Instructions to follow: Locate every line in the records below that holds the word "Ashleigh" and return each one.

┌──

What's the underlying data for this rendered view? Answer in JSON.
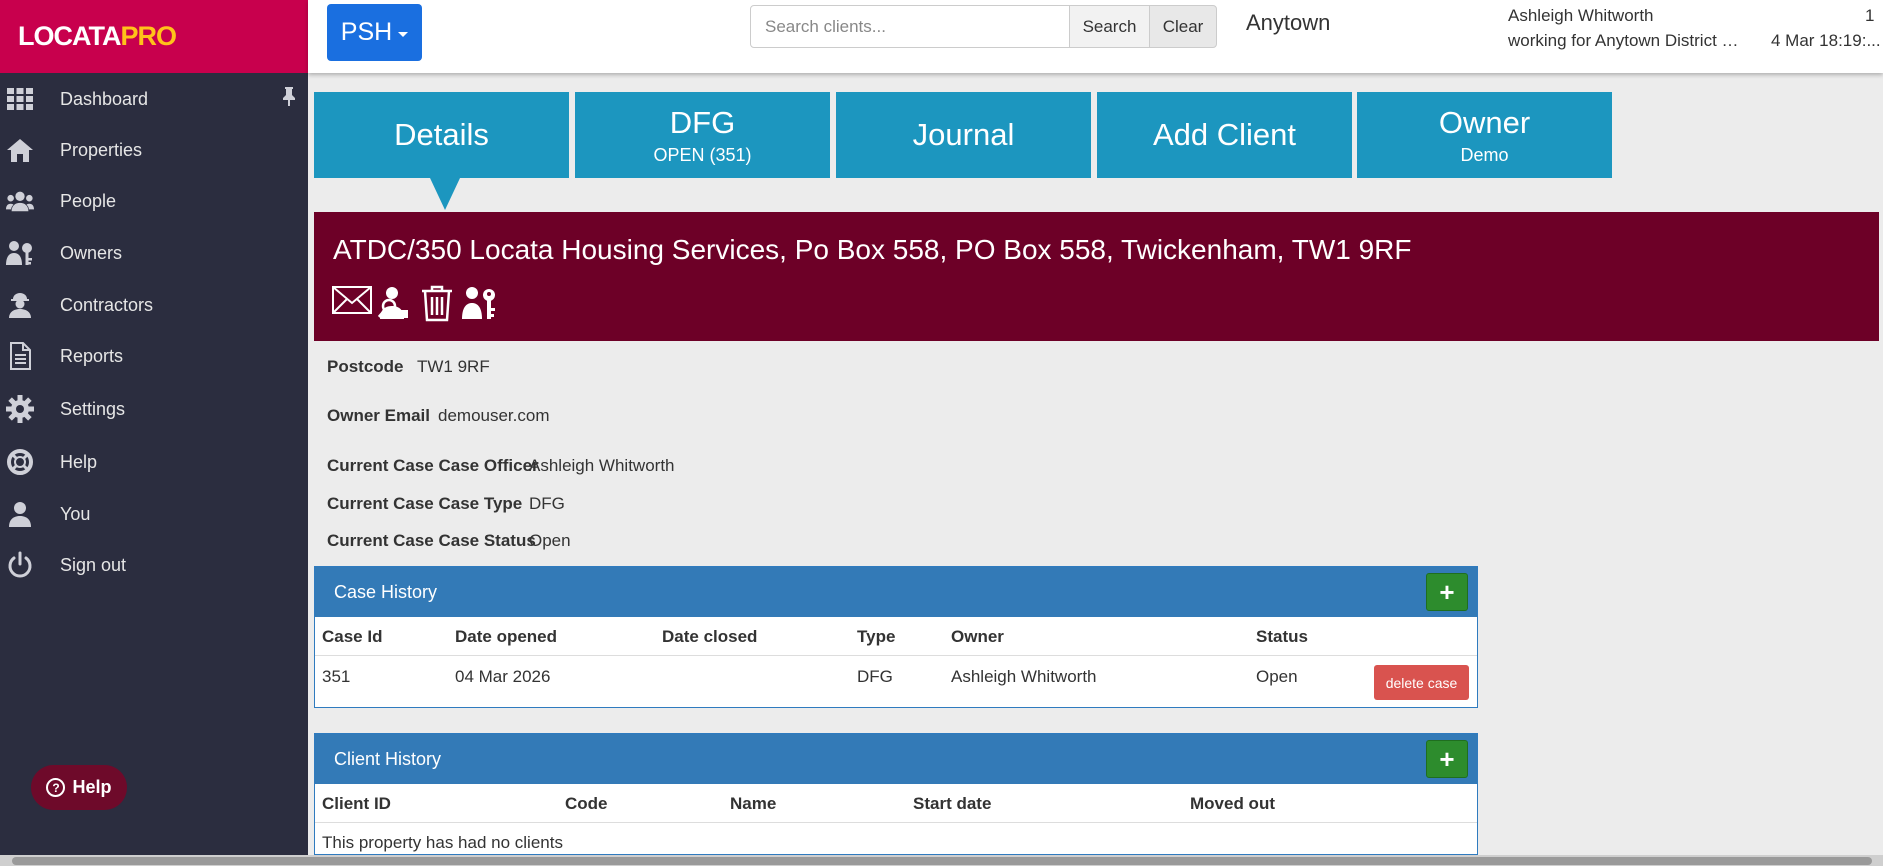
{
  "brand": {
    "logo_main": "LOCATA",
    "logo_accent": "PRO"
  },
  "sidebar": {
    "items": [
      {
        "label": "Dashboard",
        "icon": "grid-icon"
      },
      {
        "label": "Properties",
        "icon": "home-icon"
      },
      {
        "label": "People",
        "icon": "people-icon"
      },
      {
        "label": "Owners",
        "icon": "owner-key-icon"
      },
      {
        "label": "Contractors",
        "icon": "contractor-icon"
      },
      {
        "label": "Reports",
        "icon": "document-icon"
      },
      {
        "label": "Settings",
        "icon": "gear-icon"
      },
      {
        "label": "Help",
        "icon": "lifebuoy-icon"
      },
      {
        "label": "You",
        "icon": "user-icon"
      },
      {
        "label": "Sign out",
        "icon": "power-icon"
      }
    ],
    "help_pill": "Help"
  },
  "header": {
    "workspace_button": "PSH",
    "search_placeholder": "Search clients...",
    "search_label": "Search",
    "clear_label": "Clear",
    "location": "Anytown",
    "user_name": "Ashleigh Whitworth",
    "user_org": "working for Anytown District C...",
    "notification_count": "1",
    "datetime": "4 Mar 18:19:..."
  },
  "tiles": [
    {
      "title": "Details",
      "sub": ""
    },
    {
      "title": "DFG",
      "sub": "OPEN (351)"
    },
    {
      "title": "Journal",
      "sub": ""
    },
    {
      "title": "Add Client",
      "sub": ""
    },
    {
      "title": "Owner",
      "sub": "Demo"
    }
  ],
  "property": {
    "title": "ATDC/350 Locata Housing Services, Po Box 558, PO Box 558, Twickenham, TW1 9RF",
    "actions": [
      "email-icon",
      "inspect-person-icon",
      "trash-icon",
      "owner-key-icon"
    ]
  },
  "details": [
    {
      "label": "Postcode",
      "value": "TW1 9RF"
    },
    {
      "label": "Owner Email",
      "value": "demouser.com"
    },
    {
      "label": "Current Case Case Officer",
      "value": "Ashleigh Whitworth"
    },
    {
      "label": "Current Case Case Type",
      "value": "DFG"
    },
    {
      "label": "Current Case Case Status",
      "value": "Open"
    }
  ],
  "case_history": {
    "title": "Case History",
    "add_label": "+",
    "columns": [
      "Case Id",
      "Date opened",
      "Date closed",
      "Type",
      "Owner",
      "Status"
    ],
    "rows": [
      {
        "case_id": "351",
        "date_opened": "04 Mar 2026",
        "date_closed": "",
        "type": "DFG",
        "owner": "Ashleigh Whitworth",
        "status": "Open"
      }
    ],
    "delete_label": "delete case"
  },
  "client_history": {
    "title": "Client History",
    "add_label": "+",
    "columns": [
      "Client ID",
      "Code",
      "Name",
      "Start date",
      "Moved out"
    ],
    "empty_message": "This property has had no clients"
  },
  "colors": {
    "brand": "#c8004d",
    "brand_accent": "#ffc21a",
    "sidebar": "#2b2d3f",
    "tile": "#1c96bf",
    "banner": "#6d0027",
    "panel_head": "#337ab7",
    "add_button": "#2d8c2d",
    "delete_button": "#d9534f",
    "primary_button": "#1a6fe0"
  }
}
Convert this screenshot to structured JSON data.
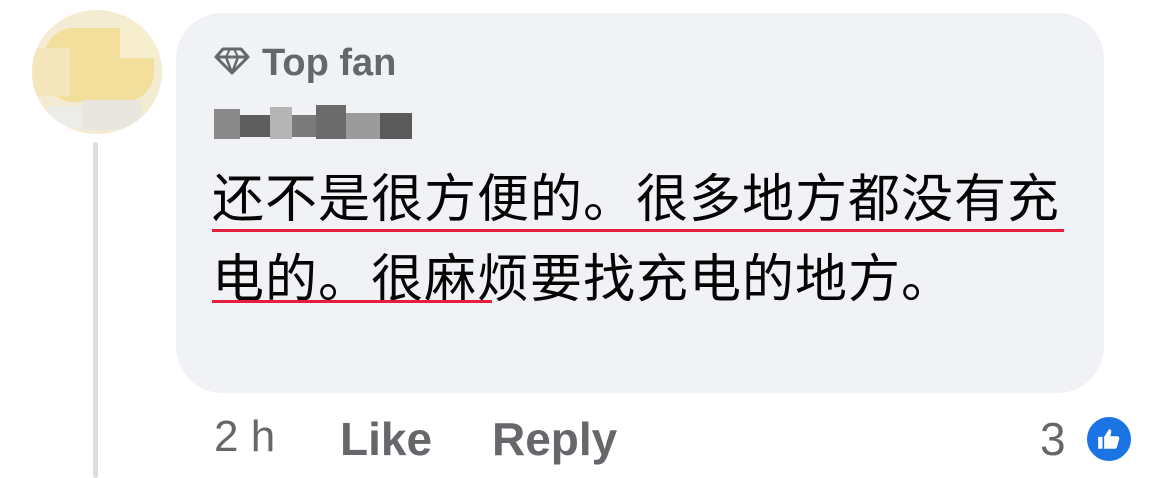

└──

Solution to the problem:
    "user_name": "Ashleigh Whitworth",
      "value": "Ashleigh Whitworth"
        "owner": "Ashleigh Whitworth",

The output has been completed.